→ YOUR OBJECTIVE
Go through the material and pull out every line with the string "Factor" in it.
··· DATA FOR THIS EXERCISE ···
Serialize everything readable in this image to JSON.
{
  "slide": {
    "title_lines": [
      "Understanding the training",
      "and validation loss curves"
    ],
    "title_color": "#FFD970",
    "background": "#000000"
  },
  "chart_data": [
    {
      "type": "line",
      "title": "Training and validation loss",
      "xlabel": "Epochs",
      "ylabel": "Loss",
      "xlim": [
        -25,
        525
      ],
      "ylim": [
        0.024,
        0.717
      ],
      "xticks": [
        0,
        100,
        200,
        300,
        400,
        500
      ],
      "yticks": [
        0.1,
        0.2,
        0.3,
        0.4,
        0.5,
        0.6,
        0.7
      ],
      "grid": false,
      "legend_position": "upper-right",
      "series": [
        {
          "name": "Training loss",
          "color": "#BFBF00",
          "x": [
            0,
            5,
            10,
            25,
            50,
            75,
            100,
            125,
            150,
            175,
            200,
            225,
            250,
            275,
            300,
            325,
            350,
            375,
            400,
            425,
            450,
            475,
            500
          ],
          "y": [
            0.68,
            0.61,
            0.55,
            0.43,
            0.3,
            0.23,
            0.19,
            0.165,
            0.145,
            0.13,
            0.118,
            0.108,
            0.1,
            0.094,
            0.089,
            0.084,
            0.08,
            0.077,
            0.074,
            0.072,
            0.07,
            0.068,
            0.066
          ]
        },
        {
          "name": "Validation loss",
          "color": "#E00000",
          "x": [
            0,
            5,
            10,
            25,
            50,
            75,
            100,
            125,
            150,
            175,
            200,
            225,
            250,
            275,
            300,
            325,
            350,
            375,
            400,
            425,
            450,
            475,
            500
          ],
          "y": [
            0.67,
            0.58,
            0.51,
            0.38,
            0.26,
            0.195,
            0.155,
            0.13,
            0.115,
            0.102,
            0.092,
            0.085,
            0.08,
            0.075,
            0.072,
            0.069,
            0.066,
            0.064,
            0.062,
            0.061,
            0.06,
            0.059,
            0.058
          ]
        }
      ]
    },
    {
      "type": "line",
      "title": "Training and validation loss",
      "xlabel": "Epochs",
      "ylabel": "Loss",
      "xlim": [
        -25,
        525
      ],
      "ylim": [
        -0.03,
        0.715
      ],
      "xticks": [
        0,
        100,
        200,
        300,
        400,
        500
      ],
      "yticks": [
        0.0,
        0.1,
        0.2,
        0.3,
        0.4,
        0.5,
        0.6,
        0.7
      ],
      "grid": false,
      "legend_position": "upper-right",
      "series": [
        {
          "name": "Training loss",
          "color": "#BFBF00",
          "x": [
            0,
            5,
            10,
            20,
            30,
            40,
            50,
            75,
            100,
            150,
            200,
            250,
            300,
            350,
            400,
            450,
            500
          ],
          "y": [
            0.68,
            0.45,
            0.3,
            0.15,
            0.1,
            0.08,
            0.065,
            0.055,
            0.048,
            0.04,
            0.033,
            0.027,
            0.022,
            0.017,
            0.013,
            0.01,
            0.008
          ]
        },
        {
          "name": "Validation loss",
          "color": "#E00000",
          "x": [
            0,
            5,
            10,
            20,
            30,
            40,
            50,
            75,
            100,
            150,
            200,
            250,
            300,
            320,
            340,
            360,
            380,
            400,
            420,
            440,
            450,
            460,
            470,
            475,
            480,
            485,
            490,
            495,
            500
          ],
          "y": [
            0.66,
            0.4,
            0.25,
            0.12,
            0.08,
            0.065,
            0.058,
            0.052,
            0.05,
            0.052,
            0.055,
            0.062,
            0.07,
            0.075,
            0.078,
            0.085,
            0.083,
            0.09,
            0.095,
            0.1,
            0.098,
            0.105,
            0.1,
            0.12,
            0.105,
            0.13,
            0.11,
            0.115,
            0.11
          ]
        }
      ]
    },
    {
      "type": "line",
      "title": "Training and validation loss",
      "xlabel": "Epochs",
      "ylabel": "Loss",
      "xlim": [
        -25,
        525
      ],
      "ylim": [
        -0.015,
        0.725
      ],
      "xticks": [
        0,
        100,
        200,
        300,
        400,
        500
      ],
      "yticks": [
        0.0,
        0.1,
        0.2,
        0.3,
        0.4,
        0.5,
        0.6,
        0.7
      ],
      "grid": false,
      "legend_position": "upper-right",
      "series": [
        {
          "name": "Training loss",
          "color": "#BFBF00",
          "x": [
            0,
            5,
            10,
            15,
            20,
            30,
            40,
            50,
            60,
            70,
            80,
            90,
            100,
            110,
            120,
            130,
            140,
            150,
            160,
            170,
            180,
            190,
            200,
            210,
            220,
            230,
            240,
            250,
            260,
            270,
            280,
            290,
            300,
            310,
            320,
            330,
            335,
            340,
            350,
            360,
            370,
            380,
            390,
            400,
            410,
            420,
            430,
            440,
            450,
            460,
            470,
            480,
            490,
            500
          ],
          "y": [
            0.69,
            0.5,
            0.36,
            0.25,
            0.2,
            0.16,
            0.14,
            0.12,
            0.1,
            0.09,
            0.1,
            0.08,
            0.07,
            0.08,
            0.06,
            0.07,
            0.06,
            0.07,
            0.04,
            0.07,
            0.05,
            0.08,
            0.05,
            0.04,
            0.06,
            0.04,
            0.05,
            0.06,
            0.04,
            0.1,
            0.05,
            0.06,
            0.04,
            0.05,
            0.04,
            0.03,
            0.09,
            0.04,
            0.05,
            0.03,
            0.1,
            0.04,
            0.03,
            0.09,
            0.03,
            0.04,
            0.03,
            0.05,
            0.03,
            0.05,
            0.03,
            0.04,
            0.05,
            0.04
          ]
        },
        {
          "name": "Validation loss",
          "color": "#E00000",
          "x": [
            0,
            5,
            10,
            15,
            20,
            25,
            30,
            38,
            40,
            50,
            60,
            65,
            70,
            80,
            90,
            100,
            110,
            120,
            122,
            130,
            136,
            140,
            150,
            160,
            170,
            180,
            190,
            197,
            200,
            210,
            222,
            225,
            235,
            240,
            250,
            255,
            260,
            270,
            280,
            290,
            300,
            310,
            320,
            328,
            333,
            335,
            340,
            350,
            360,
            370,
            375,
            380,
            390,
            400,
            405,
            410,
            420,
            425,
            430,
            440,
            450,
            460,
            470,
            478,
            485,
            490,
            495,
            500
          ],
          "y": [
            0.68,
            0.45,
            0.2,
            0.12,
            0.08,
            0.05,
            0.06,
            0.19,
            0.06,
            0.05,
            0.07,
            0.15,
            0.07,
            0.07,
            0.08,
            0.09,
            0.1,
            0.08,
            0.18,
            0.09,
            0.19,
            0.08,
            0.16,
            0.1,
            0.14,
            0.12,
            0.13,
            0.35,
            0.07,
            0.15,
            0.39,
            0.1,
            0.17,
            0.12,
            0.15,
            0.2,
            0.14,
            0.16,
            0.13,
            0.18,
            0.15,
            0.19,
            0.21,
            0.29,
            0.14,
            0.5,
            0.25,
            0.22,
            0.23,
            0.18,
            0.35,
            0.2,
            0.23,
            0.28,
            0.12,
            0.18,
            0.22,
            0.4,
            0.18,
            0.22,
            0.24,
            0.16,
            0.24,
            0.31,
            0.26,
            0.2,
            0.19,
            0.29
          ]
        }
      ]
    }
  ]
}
···
··· DATA FOR THIS EXERCISE ···
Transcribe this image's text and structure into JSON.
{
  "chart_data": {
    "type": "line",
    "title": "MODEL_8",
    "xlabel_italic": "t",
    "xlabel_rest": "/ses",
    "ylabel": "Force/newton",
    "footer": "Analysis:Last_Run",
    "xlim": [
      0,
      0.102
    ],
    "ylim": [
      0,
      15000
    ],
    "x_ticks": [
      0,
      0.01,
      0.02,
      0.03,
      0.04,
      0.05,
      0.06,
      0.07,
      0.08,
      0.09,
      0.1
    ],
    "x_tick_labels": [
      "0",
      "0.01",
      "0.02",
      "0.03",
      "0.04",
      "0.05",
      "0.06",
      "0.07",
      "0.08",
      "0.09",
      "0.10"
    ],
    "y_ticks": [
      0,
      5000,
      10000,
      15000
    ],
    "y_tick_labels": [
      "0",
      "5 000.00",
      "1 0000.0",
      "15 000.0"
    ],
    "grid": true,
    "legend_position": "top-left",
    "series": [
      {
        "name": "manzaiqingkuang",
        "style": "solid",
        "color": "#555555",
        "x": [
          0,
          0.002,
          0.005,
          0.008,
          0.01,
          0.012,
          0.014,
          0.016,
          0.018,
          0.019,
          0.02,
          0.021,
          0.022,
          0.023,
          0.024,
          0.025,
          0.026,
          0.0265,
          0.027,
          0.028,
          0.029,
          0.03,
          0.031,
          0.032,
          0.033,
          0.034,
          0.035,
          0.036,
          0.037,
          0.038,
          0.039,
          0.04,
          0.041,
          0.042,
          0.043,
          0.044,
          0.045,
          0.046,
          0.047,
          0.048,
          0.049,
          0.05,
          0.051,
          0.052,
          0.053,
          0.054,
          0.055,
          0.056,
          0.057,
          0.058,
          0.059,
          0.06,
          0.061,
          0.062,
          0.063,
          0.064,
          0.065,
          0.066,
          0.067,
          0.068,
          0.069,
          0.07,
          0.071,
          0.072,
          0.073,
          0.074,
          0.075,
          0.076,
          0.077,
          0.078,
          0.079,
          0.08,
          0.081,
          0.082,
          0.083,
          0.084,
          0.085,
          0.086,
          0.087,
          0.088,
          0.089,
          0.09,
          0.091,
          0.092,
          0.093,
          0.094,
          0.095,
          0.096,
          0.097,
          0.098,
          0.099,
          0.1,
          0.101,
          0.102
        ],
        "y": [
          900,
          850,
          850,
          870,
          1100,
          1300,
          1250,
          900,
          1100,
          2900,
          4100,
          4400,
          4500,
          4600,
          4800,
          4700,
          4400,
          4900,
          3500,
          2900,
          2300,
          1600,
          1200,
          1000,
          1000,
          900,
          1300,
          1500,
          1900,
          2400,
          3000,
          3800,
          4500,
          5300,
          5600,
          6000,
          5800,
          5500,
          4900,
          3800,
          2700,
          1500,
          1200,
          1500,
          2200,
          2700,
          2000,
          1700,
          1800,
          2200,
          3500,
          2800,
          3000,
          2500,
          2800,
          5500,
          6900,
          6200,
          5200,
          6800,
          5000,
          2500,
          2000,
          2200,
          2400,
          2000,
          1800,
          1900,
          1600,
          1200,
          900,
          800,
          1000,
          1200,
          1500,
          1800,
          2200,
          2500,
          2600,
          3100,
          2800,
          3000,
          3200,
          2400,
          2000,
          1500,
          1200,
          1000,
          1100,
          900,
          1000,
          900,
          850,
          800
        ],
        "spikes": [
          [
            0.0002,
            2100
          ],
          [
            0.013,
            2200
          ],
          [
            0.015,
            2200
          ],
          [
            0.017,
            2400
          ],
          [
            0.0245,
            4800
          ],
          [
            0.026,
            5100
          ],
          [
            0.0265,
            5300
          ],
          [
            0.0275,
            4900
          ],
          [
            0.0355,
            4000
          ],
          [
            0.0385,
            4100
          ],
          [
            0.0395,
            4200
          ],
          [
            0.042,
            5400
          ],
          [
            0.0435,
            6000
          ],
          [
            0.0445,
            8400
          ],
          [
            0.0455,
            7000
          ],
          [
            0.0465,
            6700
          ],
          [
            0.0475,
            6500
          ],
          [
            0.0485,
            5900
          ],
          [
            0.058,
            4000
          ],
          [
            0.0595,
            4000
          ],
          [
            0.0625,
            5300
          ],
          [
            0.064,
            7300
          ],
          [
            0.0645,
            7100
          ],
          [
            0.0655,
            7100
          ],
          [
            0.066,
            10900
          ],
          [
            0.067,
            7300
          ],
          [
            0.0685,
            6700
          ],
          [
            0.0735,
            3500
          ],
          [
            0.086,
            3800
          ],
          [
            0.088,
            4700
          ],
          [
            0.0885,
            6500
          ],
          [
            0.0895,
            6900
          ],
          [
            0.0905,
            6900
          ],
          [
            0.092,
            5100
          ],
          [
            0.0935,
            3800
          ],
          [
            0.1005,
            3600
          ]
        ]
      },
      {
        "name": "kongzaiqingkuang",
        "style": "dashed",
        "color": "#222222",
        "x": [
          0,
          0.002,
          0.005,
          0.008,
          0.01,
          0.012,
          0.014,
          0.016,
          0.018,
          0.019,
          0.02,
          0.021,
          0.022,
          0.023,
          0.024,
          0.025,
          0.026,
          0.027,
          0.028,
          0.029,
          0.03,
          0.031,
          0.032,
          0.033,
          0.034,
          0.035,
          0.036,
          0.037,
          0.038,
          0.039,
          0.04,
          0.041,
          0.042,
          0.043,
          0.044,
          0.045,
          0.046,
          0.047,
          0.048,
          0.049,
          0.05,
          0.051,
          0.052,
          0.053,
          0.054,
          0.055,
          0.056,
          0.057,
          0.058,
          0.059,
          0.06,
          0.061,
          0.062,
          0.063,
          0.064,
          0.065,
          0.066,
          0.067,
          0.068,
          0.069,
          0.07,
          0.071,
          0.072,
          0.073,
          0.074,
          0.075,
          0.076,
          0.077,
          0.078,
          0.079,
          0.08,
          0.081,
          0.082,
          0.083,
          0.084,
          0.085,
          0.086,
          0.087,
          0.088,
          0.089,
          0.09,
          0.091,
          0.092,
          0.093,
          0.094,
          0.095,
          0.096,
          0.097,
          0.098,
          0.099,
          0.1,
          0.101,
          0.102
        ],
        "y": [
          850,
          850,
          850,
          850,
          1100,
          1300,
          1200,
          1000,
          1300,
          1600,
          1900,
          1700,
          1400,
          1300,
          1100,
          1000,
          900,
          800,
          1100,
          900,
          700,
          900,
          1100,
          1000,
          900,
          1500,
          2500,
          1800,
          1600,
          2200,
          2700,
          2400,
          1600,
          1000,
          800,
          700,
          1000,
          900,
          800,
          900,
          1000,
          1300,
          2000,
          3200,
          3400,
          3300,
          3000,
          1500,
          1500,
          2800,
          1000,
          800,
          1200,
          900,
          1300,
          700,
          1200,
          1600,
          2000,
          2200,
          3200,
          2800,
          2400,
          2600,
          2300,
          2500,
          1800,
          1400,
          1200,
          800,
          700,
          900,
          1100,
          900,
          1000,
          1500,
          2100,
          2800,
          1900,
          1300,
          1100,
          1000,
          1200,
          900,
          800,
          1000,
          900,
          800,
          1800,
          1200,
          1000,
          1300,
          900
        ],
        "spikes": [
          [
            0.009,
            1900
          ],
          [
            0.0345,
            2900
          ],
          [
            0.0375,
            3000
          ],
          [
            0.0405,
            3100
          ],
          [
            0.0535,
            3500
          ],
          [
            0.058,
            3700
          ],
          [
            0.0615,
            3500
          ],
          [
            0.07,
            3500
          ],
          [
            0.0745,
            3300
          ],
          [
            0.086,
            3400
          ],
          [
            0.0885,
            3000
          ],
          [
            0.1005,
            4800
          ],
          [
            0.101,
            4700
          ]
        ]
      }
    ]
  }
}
···
··· DATA FOR THIS EXERCISE ···
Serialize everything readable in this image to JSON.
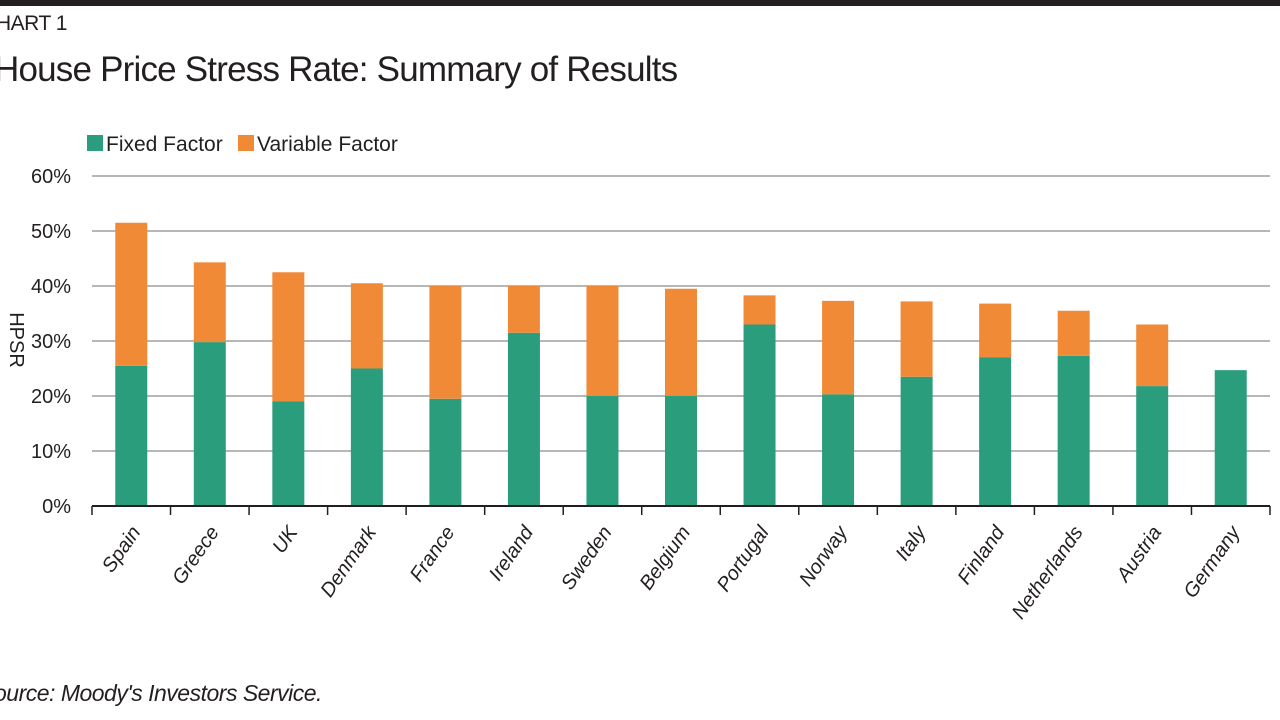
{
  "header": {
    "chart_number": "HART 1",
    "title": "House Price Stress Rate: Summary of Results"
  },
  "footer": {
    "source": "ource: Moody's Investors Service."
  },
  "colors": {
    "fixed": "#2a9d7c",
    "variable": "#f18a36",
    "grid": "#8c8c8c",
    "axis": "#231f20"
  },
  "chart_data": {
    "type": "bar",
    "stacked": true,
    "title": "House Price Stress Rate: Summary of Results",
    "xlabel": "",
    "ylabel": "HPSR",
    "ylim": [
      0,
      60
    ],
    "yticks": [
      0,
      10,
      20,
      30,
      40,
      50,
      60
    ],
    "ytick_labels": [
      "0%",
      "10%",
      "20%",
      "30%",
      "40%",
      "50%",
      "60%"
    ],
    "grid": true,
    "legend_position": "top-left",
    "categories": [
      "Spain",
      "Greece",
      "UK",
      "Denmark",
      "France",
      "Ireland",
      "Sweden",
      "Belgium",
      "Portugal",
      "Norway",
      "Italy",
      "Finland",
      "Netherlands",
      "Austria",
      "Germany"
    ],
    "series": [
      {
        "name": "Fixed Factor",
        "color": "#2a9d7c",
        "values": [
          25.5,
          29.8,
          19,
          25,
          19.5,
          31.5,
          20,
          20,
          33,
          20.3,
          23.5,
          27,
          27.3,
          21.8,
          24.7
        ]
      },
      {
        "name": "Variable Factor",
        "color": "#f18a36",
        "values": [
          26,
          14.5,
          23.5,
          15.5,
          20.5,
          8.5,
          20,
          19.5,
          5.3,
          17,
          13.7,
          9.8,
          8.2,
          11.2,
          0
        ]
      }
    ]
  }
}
···
→ ANSWER TO THE EXERCISE
        "name": "Fixed Factor",
        "name": "Variable Factor",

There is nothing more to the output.